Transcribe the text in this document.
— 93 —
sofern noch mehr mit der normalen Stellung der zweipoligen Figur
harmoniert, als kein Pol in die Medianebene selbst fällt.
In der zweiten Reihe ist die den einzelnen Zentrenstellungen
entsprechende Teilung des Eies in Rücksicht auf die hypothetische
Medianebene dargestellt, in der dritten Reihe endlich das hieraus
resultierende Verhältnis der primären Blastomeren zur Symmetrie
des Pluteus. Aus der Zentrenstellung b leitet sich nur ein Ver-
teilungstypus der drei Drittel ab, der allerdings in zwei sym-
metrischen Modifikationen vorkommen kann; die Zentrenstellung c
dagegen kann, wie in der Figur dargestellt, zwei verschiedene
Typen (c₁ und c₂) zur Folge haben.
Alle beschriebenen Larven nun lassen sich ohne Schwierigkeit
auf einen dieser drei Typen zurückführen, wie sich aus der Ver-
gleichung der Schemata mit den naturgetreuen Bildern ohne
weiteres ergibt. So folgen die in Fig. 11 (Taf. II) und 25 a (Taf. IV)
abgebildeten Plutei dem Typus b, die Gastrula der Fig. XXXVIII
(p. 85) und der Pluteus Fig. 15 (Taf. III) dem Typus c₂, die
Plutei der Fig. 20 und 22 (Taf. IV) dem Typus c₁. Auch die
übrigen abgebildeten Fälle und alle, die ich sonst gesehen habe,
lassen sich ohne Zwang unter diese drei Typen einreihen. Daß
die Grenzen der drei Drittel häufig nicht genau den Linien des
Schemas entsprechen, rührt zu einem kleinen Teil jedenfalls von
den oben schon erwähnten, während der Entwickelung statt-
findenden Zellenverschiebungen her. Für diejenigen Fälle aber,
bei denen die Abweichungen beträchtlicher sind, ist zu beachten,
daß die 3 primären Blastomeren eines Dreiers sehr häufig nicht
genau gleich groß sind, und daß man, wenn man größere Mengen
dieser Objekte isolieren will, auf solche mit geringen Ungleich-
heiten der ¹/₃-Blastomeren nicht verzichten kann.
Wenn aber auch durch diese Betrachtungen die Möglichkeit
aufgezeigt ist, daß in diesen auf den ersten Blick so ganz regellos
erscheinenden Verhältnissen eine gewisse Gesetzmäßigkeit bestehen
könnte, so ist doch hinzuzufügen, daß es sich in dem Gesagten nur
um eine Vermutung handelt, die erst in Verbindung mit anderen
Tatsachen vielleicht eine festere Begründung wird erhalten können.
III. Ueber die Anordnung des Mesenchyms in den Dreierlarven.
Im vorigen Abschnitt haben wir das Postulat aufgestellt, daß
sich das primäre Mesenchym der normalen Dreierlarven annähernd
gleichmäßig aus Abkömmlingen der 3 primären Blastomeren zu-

#####

* **To do**
List every line above containing the word "dargestellt".

* **Answer to this problem**
Medianebene dargestellt, in der dritten Reihe endlich das hieraus
dagegen kann, wie in der Figur dargestellt, zwei verschiedene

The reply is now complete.